[Start of Data excerpts]

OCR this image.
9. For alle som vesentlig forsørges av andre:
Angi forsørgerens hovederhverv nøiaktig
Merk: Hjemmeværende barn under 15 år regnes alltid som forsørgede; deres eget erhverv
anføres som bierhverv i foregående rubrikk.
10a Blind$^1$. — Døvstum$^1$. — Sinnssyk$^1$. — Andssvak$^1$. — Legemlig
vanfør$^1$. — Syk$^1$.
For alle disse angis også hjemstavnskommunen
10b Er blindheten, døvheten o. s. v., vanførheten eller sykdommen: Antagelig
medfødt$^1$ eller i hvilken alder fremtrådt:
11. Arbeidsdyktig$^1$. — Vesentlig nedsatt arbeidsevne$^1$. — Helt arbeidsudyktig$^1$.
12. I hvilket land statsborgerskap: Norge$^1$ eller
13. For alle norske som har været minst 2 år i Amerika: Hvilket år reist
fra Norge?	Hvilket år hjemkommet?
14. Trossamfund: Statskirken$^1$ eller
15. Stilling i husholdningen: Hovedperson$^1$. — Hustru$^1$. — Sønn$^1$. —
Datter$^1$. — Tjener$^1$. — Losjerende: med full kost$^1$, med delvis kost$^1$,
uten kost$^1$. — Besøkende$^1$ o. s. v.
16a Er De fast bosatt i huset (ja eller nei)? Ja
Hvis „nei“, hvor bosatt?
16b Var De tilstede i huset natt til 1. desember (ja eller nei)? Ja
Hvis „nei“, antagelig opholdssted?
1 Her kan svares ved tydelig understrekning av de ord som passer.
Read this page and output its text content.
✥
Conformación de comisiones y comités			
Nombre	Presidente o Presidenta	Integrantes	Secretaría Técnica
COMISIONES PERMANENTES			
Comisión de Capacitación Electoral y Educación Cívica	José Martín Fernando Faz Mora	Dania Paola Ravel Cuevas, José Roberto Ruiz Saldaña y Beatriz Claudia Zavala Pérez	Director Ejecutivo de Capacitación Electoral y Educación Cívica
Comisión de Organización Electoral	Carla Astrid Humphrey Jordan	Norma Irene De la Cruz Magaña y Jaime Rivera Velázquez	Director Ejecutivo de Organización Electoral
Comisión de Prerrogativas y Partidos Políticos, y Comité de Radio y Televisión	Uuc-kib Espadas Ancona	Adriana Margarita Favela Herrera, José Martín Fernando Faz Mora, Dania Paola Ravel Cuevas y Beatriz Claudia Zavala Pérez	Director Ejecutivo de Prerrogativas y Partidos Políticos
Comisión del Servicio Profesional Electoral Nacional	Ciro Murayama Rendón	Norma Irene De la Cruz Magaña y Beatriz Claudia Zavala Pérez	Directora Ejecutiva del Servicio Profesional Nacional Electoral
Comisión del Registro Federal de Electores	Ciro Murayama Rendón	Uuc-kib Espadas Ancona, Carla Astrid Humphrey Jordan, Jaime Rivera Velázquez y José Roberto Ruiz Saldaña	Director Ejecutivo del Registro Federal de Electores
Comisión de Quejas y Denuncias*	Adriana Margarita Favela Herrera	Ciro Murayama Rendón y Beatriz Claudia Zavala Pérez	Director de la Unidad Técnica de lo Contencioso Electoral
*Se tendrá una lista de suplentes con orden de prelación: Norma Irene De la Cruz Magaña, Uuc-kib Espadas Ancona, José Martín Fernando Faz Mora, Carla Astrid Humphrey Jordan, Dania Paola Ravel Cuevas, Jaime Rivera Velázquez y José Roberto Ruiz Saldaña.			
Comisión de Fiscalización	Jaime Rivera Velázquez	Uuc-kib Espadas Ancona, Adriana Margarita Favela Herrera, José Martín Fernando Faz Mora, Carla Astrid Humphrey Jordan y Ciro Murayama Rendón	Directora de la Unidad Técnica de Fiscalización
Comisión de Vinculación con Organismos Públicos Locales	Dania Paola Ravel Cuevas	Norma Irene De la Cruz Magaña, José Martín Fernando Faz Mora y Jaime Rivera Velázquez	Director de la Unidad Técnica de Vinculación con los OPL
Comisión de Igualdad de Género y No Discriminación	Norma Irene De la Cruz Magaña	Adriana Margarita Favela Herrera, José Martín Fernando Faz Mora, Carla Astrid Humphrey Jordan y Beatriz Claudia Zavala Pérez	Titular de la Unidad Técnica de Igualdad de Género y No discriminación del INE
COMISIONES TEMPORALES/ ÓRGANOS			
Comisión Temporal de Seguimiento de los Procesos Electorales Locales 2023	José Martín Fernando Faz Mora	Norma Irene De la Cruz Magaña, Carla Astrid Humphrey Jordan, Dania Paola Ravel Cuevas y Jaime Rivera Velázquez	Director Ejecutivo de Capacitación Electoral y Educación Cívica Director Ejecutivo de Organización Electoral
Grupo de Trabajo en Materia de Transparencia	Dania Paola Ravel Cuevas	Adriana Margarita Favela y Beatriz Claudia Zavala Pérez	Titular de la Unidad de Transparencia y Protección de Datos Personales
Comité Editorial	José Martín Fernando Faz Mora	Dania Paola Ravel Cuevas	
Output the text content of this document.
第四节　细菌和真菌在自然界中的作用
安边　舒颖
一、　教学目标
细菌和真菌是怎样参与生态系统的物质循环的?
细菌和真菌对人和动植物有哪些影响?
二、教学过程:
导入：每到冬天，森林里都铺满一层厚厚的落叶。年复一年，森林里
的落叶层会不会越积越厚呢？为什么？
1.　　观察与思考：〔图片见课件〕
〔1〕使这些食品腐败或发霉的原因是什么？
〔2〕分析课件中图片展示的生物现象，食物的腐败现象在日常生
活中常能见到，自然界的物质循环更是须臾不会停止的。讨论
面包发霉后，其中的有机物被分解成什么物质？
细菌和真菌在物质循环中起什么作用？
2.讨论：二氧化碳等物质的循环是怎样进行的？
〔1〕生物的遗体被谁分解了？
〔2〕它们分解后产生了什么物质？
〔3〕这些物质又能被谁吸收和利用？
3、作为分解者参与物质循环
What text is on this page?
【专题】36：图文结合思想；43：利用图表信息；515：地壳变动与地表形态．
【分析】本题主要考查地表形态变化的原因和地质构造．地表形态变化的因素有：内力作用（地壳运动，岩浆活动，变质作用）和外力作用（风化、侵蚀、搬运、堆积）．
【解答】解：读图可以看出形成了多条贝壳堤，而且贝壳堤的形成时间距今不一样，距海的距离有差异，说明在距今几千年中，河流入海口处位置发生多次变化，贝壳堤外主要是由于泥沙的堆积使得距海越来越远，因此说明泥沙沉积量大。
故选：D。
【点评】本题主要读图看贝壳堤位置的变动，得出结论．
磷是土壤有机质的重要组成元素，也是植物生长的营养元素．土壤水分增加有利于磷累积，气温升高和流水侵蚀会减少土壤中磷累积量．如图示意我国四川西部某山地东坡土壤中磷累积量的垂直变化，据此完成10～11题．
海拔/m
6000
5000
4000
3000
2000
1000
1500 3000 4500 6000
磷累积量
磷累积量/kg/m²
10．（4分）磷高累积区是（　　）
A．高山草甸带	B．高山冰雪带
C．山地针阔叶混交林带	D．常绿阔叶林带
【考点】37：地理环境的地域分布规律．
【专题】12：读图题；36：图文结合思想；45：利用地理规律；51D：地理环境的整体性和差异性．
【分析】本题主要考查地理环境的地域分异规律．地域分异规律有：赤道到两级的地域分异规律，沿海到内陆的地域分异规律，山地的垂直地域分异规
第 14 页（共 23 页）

[End of Data excerpts]

> **Directive**
Copy each line of the records that contains the word "kost".

> **Written solution**
Datter$^1$. — Tjener$^1$. — Losjerende: med full kost$^1$, med delvis kost$^1$,
uten kost$^1$. — Besøkende$^1$ o. s. v.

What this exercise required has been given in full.